● **Exercise objective**: Determine how many lines contain the string "text", then reply with that figure only.

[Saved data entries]
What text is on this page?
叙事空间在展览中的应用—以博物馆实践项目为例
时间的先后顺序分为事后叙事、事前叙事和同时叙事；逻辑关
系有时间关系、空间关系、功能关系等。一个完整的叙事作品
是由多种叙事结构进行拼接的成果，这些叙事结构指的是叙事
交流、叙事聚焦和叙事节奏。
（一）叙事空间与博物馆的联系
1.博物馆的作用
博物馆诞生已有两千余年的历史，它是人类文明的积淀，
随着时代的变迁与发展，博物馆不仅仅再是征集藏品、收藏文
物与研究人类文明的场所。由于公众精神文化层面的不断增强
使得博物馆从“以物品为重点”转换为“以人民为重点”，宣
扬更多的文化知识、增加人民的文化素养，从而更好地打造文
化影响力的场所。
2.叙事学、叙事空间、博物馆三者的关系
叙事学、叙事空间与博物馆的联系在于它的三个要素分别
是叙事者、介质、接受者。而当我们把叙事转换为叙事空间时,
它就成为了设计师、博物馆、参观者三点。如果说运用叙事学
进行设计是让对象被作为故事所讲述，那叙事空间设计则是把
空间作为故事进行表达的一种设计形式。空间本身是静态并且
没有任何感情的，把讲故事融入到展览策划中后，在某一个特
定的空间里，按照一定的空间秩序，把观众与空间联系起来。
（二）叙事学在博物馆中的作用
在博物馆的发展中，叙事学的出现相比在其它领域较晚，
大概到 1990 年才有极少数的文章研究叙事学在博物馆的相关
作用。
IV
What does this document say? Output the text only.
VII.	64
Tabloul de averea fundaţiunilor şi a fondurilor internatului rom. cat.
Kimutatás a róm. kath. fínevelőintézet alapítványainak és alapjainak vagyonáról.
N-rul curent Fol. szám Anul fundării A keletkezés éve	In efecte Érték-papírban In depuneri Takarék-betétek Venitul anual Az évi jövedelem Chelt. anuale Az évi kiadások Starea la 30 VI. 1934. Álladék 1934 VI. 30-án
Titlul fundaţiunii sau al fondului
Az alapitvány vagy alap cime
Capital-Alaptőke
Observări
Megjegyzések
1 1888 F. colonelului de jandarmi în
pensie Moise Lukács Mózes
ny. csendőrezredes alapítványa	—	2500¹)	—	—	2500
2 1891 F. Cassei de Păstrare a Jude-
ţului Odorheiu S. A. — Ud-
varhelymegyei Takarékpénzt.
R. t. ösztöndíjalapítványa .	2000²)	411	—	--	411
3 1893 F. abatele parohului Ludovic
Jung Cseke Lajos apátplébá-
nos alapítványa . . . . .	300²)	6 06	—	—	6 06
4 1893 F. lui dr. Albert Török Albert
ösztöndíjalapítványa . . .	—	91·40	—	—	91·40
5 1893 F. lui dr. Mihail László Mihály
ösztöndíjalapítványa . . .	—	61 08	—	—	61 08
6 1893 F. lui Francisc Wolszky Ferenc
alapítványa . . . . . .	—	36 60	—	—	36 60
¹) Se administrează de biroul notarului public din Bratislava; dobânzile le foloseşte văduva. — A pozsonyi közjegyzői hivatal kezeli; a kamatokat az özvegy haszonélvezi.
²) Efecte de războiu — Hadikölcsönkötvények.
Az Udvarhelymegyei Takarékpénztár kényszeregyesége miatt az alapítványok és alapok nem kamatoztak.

● **Final result**: 2